[EXERCISE REQUIREMENTS] Identify the lines holding "겨울방학" and copy them.

——————

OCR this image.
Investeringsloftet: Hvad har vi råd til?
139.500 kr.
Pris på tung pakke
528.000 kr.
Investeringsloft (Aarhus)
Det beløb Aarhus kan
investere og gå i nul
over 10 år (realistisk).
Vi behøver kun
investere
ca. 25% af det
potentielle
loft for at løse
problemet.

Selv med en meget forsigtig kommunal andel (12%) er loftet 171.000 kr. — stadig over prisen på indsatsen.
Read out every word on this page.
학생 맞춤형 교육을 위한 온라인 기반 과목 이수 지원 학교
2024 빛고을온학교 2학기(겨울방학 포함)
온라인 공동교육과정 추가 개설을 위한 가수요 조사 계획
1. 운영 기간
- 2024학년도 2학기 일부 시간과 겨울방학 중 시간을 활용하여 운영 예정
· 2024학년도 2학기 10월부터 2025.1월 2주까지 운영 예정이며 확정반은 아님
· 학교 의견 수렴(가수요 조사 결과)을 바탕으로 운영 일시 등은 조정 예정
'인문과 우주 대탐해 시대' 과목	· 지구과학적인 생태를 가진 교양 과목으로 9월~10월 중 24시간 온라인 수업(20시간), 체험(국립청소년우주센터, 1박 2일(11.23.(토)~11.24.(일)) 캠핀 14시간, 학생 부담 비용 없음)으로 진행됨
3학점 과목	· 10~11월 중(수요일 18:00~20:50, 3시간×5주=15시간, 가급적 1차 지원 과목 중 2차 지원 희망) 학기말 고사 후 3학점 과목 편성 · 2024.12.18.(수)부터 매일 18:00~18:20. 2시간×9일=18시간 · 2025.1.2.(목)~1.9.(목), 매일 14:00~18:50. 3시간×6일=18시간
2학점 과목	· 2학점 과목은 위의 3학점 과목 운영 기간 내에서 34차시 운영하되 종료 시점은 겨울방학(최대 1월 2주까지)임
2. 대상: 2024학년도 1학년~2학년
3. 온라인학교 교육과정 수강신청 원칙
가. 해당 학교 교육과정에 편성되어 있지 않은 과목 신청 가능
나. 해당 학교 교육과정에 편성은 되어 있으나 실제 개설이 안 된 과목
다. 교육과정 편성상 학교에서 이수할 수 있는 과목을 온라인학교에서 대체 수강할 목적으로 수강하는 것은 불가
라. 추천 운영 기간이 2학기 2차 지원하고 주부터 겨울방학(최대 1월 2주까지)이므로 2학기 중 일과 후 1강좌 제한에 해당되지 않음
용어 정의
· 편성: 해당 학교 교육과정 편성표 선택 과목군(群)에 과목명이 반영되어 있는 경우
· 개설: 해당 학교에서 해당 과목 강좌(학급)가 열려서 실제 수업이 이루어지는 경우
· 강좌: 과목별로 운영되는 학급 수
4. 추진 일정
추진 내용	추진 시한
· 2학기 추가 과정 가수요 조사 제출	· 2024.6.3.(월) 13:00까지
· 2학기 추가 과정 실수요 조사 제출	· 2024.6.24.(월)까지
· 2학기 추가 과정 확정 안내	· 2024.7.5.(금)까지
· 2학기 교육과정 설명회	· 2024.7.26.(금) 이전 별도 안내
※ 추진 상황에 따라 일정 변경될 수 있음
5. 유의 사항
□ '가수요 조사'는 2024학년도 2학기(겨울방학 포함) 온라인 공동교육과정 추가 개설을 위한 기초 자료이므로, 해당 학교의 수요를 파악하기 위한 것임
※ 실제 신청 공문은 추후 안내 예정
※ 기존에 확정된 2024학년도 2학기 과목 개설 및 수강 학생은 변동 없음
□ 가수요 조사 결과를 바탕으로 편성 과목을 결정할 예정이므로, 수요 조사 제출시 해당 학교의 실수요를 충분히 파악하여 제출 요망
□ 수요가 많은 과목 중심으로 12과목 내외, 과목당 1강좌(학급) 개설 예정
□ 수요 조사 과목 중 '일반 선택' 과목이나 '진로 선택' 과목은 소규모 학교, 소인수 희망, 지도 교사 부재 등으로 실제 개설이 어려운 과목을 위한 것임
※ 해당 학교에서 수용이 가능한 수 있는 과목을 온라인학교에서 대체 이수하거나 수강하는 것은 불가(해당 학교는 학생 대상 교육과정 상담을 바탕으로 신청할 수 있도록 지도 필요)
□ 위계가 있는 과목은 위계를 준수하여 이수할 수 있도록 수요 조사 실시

——————

[COMPLETE ANSWER]
2024 빛고을온학교 2학기(겨울방학 포함)
- 2024학년도 2학기 일부 시간과 겨울방학 중 시간을 활용하여 운영 예정
2학점 과목	· 2학점 과목은 위의 3학점 과목 운영 기간 내에서 34차시 운영하되 종료 시점은 겨울방학(최대 1월 2주까지)임
라. 추천 운영 기간이 2학기 2차 지원하고 주부터 겨울방학(최대 1월 2주까지)이므로 2학기 중 일과 후 1강좌 제한에 해당되지 않음
□ '가수요 조사'는 2024학년도 2학기(겨울방학 포함) 온라인 공동교육과정 추가 개설을 위한 기초 자료이므로, 해당 학교의 수요를 파악하기 위한 것임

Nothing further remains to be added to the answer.